Retype the listing that follows, exactly as written.

################

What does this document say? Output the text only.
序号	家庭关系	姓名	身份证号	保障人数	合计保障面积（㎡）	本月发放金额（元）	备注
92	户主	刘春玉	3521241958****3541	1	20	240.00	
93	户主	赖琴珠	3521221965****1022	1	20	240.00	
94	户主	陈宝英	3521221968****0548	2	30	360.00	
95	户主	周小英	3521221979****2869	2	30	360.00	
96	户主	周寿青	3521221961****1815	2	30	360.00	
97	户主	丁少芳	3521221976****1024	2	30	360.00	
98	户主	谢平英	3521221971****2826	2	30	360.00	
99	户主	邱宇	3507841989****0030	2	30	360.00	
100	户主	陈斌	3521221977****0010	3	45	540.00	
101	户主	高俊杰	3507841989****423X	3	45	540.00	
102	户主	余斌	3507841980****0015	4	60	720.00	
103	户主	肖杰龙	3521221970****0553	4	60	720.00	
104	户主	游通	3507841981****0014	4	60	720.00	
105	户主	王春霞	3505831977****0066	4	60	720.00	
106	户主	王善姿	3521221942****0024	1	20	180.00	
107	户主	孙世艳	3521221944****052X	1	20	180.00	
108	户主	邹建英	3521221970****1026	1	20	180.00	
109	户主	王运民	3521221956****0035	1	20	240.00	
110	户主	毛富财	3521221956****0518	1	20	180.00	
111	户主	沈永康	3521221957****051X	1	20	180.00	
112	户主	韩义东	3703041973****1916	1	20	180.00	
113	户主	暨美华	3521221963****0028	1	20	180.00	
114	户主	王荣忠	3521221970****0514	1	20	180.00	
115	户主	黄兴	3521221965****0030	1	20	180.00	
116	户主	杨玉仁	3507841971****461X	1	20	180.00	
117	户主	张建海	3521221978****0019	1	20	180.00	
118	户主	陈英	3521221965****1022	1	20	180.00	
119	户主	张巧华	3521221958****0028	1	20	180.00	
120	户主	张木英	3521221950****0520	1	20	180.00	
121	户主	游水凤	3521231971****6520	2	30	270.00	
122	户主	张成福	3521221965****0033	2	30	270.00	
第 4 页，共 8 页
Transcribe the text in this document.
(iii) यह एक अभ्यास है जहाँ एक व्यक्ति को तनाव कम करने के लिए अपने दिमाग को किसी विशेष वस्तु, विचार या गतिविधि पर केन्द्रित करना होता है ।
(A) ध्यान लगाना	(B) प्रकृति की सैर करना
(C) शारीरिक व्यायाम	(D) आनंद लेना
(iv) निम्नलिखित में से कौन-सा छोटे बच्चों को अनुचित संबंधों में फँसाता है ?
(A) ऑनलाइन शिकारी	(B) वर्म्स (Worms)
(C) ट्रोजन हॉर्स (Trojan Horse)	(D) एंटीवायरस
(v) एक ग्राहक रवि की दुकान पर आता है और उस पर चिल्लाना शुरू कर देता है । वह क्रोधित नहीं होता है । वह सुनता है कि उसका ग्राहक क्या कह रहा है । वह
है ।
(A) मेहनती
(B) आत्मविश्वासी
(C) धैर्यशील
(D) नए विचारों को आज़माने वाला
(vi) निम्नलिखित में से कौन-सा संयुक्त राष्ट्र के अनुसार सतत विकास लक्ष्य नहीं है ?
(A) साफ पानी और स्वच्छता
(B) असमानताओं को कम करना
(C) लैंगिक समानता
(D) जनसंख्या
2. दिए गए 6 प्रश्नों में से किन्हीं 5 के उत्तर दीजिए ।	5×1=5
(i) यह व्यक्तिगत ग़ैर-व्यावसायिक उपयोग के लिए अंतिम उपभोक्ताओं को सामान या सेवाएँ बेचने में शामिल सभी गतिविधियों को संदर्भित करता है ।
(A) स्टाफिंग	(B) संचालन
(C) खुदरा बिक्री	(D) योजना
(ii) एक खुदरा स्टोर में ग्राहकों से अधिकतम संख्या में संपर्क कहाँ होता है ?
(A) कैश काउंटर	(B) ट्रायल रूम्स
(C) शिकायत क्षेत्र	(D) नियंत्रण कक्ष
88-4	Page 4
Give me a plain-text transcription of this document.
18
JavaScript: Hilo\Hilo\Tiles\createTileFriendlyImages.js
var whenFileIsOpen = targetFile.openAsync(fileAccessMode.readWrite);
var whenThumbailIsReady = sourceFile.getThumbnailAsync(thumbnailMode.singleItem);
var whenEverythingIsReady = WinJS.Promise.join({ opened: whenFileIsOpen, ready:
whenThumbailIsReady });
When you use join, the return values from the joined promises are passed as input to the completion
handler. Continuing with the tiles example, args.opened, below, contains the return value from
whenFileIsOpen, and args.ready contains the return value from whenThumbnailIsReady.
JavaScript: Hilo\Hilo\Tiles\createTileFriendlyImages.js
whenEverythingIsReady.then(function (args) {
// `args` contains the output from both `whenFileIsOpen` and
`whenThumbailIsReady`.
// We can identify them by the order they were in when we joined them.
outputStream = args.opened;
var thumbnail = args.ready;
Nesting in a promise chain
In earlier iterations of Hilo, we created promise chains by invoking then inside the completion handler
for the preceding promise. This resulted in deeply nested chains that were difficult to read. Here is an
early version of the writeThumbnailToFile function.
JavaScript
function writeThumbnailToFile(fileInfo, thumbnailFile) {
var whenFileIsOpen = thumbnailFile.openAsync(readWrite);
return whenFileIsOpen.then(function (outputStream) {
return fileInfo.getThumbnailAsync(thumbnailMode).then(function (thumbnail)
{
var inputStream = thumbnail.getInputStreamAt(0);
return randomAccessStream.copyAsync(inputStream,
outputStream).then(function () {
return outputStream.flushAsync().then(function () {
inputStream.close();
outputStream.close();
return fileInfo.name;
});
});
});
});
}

################

Solution to this problem
What does this document say? Output the text only.
序号	家庭关系	姓名	身份证号	保障人数	合计保障面积（㎡）	本月发放金额（元）	备注
92	户主	刘春玉	3521241958****3541	1	20	240.00	
93	户主	赖琴珠	3521221965****1022	1	20	240.00	
94	户主	陈宝英	3521221968****0548	2	30	360.00	
95	户主	周小英	3521221979****2869	2	30	360.00	
96	户主	周寿青	3521221961****1815	2	30	360.00	
97	户主	丁少芳	3521221976****1024	2	30	360.00	
98	户主	谢平英	3521221971****2826	2	30	360.00	
99	户主	邱宇	3507841989****0030	2	30	360.00	
100	户主	陈斌	3521221977****0010	3	45	540.00	
101	户主	高俊杰	3507841989****423X	3	45	540.00	
102	户主	余斌	3507841980****0015	4	60	720.00	
103	户主	肖杰龙	3521221970****0553	4	60	720.00	
104	户主	游通	3507841981****0014	4	60	720.00	
105	户主	王春霞	3505831977****0066	4	60	720.00	
106	户主	王善姿	3521221942****0024	1	20	180.00	
107	户主	孙世艳	3521221944****052X	1	20	180.00	
108	户主	邹建英	3521221970****1026	1	20	180.00	
109	户主	王运民	3521221956****0035	1	20	240.00	
110	户主	毛富财	3521221956****0518	1	20	180.00	
111	户主	沈永康	3521221957****051X	1	20	180.00	
112	户主	韩义东	3703041973****1916	1	20	180.00	
113	户主	暨美华	3521221963****0028	1	20	180.00	
114	户主	王荣忠	3521221970****0514	1	20	180.00	
115	户主	黄兴	3521221965****0030	1	20	180.00	
116	户主	杨玉仁	3507841971****461X	1	20	180.00	
117	户主	张建海	3521221978****0019	1	20	180.00	
118	户主	陈英	3521221965****1022	1	20	180.00	
119	户主	张巧华	3521221958****0028	1	20	180.00	
120	户主	张木英	3521221950****0520	1	20	180.00	
121	户主	游水凤	3521231971****6520	2	30	270.00	
122	户主	张成福	3521221965****0033	2	30	270.00	
第 4 页，共 8 页
Transcribe the text in this document.
(iii) यह एक अभ्यास है जहाँ एक व्यक्ति को तनाव कम करने के लिए अपने दिमाग को किसी विशेष वस्तु, विचार या गतिविधि पर केन्द्रित करना होता है ।
(A) ध्यान लगाना	(B) प्रकृति की सैर करना
(C) शारीरिक व्यायाम	(D) आनंद लेना
(iv) निम्नलिखित में से कौन-सा छोटे बच्चों को अनुचित संबंधों में फँसाता है ?
(A) ऑनलाइन शिकारी	(B) वर्म्स (Worms)
(C) ट्रोजन हॉर्स (Trojan Horse)	(D) एंटीवायरस
(v) एक ग्राहक रवि की दुकान पर आता है और उस पर चिल्लाना शुरू कर देता है । वह क्रोधित नहीं होता है । वह सुनता है कि उसका ग्राहक क्या कह रहा है । वह
है ।
(A) मेहनती
(B) आत्मविश्वासी
(C) धैर्यशील
(D) नए विचारों को आज़माने वाला
(vi) निम्नलिखित में से कौन-सा संयुक्त राष्ट्र के अनुसार सतत विकास लक्ष्य नहीं है ?
(A) साफ पानी और स्वच्छता
(B) असमानताओं को कम करना
(C) लैंगिक समानता
(D) जनसंख्या
2. दिए गए 6 प्रश्नों में से किन्हीं 5 के उत्तर दीजिए ।	5×1=5
(i) यह व्यक्तिगत ग़ैर-व्यावसायिक उपयोग के लिए अंतिम उपभोक्ताओं को सामान या सेवाएँ बेचने में शामिल सभी गतिविधियों को संदर्भित करता है ।
(A) स्टाफिंग	(B) संचालन
(C) खुदरा बिक्री	(D) योजना
(ii) एक खुदरा स्टोर में ग्राहकों से अधिकतम संख्या में संपर्क कहाँ होता है ?
(A) कैश काउंटर	(B) ट्रायल रूम्स
(C) शिकायत क्षेत्र	(D) नियंत्रण कक्ष
88-4	Page 4
Give me a plain-text transcription of this document.
18
JavaScript: Hilo\Hilo\Tiles\createTileFriendlyImages.js
var whenFileIsOpen = targetFile.openAsync(fileAccessMode.readWrite);
var whenThumbailIsReady = sourceFile.getThumbnailAsync(thumbnailMode.singleItem);
var whenEverythingIsReady = WinJS.Promise.join({ opened: whenFileIsOpen, ready:
whenThumbailIsReady });
When you use join, the return values from the joined promises are passed as input to the completion
handler. Continuing with the tiles example, args.opened, below, contains the return value from
whenFileIsOpen, and args.ready contains the return value from whenThumbnailIsReady.
JavaScript: Hilo\Hilo\Tiles\createTileFriendlyImages.js
whenEverythingIsReady.then(function (args) {
// `args` contains the output from both `whenFileIsOpen` and
`whenThumbailIsReady`.
// We can identify them by the order they were in when we joined them.
outputStream = args.opened;
var thumbnail = args.ready;
Nesting in a promise chain
In earlier iterations of Hilo, we created promise chains by invoking then inside the completion handler
for the preceding promise. This resulted in deeply nested chains that were difficult to read. Here is an
early version of the writeThumbnailToFile function.
JavaScript
function writeThumbnailToFile(fileInfo, thumbnailFile) {
var whenFileIsOpen = thumbnailFile.openAsync(readWrite);
return whenFileIsOpen.then(function (outputStream) {
return fileInfo.getThumbnailAsync(thumbnailMode).then(function (thumbnail)
{
var inputStream = thumbnail.getInputStreamAt(0);
return randomAccessStream.copyAsync(inputStream,
outputStream).then(function () {
return outputStream.flushAsync().then(function () {
inputStream.close();
outputStream.close();
return fileInfo.name;
});
});
});
});
}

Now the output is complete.